[BEGIN TEXT SHOWN]

I grabbed a copy of The King of Pain by Seth Kaufman and narrated by George Kuch, mostly because of the blurb and call-outs on the cover which promised me it was “riotously funny”. Perhaps it wasn’t to my sense of humour but “funny” wasn’t my take away from this book.

By no means am I saying I didn’t enjoy it, in fact I found myself trying to sneak in my earbuds at any opportunity to listen more. But riotously funny? No. An interesting, original and satirical look at the nature of modern television juxtaposed against stories of real suffering? Yes.

From the blurb I admit I was expecting the “King of Pain” television show to be degrees more horrible than it was ultimately described, which only helped to highlight the absurdity of the “TV tortures” they think up for “The King of Pain” reality show. Sleep deprivation, starvation, emotional – all real tortures but controlled and manufactured by the show where the contestants could walk away at any time.

Our protagonist, Rick “The Prick” Salter (a universally despised TV and movie producer) wakes to find himself trapped, ironically enough, by his own consumerism. His massive wall unit filled with awards, gaming consoles, and three absurdly large televisions has him pinned. Unable to free himself or call for help, he passes the time reading “A History of Prisons” – vignettes of prison stories from different perspectives.

As much as I found myself wanting to find out the ultimate fate of Rick, I also found myself equally enjoying these stories-within-a-story. One in particular stands out about an African prison guard who becomes a prisoner during violent regime.

The narrator, George Kuch, I thought did a masterful job of portraying Rick and delivering a fantastic overall experience. His voice perfectly matched what I could envision Rick looked like. Slightly gruff, older, distinguished but with the right amount of self-importance.

TL;DR
Not what was promised by the cover, but highly enjoyable regardless. You’ll find something original and unexpected in this book.

I was given this audiobook at my request and have voluntarily left this review. I have not let this affect nor influence my opinions of this audiobook, and have left an honest review.

[END TEXT SHOWN]

▶ **CHALLENGES**:
A - Write out the review of The King of Pain in full, word for word.
B - Extract the stretch of the listing from its start through the line that contains "x-tick-label-exp: -2 [391,582,411,608]", including both ends, and reproduce those lines verbatim.

[BEGIN DATA LISTING]

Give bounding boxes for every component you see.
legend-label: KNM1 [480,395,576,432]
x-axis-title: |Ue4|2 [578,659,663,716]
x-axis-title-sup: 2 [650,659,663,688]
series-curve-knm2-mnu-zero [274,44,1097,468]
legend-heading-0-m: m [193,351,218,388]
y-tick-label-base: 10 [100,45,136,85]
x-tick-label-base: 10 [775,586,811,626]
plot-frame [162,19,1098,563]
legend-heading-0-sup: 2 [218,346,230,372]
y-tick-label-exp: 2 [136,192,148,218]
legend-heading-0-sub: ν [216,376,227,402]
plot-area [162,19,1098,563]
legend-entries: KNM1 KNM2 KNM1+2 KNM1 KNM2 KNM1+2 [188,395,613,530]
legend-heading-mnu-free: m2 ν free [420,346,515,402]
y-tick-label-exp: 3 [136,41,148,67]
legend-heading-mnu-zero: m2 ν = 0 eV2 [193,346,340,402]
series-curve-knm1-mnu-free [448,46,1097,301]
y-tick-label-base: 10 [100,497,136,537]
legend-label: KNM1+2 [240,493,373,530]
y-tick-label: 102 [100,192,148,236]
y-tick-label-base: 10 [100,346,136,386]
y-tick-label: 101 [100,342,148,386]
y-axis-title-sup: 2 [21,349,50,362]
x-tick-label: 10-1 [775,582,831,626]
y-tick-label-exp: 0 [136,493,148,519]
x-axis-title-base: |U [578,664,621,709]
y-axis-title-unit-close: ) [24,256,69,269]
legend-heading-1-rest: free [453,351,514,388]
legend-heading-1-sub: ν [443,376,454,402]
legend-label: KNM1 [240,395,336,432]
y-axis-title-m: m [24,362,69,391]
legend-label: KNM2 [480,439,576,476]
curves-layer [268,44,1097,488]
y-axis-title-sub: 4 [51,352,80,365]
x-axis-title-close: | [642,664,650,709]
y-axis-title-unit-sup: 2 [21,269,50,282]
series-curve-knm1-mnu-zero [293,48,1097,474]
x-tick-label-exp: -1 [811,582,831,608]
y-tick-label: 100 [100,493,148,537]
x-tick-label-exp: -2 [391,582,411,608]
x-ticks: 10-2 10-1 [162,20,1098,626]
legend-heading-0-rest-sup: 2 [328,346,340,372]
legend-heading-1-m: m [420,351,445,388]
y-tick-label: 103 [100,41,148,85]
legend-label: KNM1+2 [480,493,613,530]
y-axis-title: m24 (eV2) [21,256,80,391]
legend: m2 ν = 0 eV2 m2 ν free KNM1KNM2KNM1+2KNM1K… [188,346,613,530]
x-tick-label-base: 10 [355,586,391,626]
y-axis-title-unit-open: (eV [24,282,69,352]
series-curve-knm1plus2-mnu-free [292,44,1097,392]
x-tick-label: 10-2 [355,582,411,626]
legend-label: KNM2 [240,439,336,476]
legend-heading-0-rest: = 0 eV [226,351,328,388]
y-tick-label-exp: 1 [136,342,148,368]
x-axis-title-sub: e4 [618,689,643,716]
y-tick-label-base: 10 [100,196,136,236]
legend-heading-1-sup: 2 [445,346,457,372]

[END DATA LISTING]

▶ **ANSWERS FOR THIS EXERCISE**:
A -
I grabbed a copy of The King of Pain by Seth Kaufman and narrated by George Kuch, mostly because of the blurb and call-outs on the cover which promised me it was “riotously funny”. Perhaps it wasn’t to my sense of humour but “funny” wasn’t my take away from this book.

By no means am I saying I didn’t enjoy it, in fact I found myself trying to sneak in my earbuds at any opportunity to listen more. But riotously funny? No. An interesting, original and satirical look at the nature of modern television juxtaposed against stories of real suffering? Yes.

From the blurb I admit I was expecting the “King of Pain” television show to be degrees more horrible than it was ultimately described, which only helped to highlight the absurdity of the “TV tortures” they think up for “The King of Pain” reality show. Sleep deprivation, starvation, emotional – all real tortures but controlled and manufactured by the show where the contestants could walk away at any time.

Our protagonist, Rick “The Prick” Salter (a universally despised TV and movie producer) wakes to find himself trapped, ironically enough, by his own consumerism. His massive wall unit filled with awards, gaming consoles, and three absurdly large televisions has him pinned. Unable to free himself or call for help, he passes the time reading “A History of Prisons” – vignettes of prison stories from different perspectives.

As much as I found myself wanting to find out the ultimate fate of Rick, I also found myself equally enjoying these stories-within-a-story. One in particular stands out about an African prison guard who becomes a prisoner during violent regime.

The narrator, George Kuch, I thought did a masterful job of portraying Rick and delivering a fantastic overall experience. His voice perfectly matched what I could envision Rick looked like. Slightly gruff, older, distinguished but with the right amount of self-importance.

TL;DR
Not what was promised by the cover, but highly enjoyable regardless. You’ll find something original and unexpected in this book.

I was given this audiobook at my request and have voluntarily left this review. I have not let this affect nor influence my opinions of this audiobook, and have left an honest review.

B -
Give bounding boxes for every component you see.
legend-label: KNM1 [480,395,576,432]
x-axis-title: |Ue4|2 [578,659,663,716]
x-axis-title-sup: 2 [650,659,663,688]
series-curve-knm2-mnu-zero [274,44,1097,468]
legend-heading-0-m: m [193,351,218,388]
y-tick-label-base: 10 [100,45,136,85]
x-tick-label-base: 10 [775,586,811,626]
plot-frame [162,19,1098,563]
legend-heading-0-sup: 2 [218,346,230,372]
y-tick-label-exp: 2 [136,192,148,218]
legend-heading-0-sub: ν [216,376,227,402]
plot-area [162,19,1098,563]
legend-entries: KNM1 KNM2 KNM1+2 KNM1 KNM2 KNM1+2 [188,395,613,530]
legend-heading-mnu-free: m2 ν free [420,346,515,402]
y-tick-label-exp: 3 [136,41,148,67]
legend-heading-mnu-zero: m2 ν = 0 eV2 [193,346,340,402]
series-curve-knm1-mnu-free [448,46,1097,301]
y-tick-label-base: 10 [100,497,136,537]
legend-label: KNM1+2 [240,493,373,530]
y-tick-label: 102 [100,192,148,236]
y-tick-label-base: 10 [100,346,136,386]
y-tick-label: 101 [100,342,148,386]
y-axis-title-sup: 2 [21,349,50,362]
x-tick-label: 10-1 [775,582,831,626]
y-tick-label-exp: 0 [136,493,148,519]
x-axis-title-base: |U [578,664,621,709]
y-axis-title-unit-close: ) [24,256,69,269]
legend-heading-1-rest: free [453,351,514,388]
legend-heading-1-sub: ν [443,376,454,402]
legend-label: KNM1 [240,395,336,432]
y-axis-title-m: m [24,362,69,391]
legend-label: KNM2 [480,439,576,476]
curves-layer [268,44,1097,488]
y-axis-title-sub: 4 [51,352,80,365]
x-axis-title-close: | [642,664,650,709]
y-axis-title-unit-sup: 2 [21,269,50,282]
series-curve-knm1-mnu-zero [293,48,1097,474]
x-tick-label-exp: -1 [811,582,831,608]
y-tick-label: 100 [100,493,148,537]
x-tick-label-exp: -2 [391,582,411,608]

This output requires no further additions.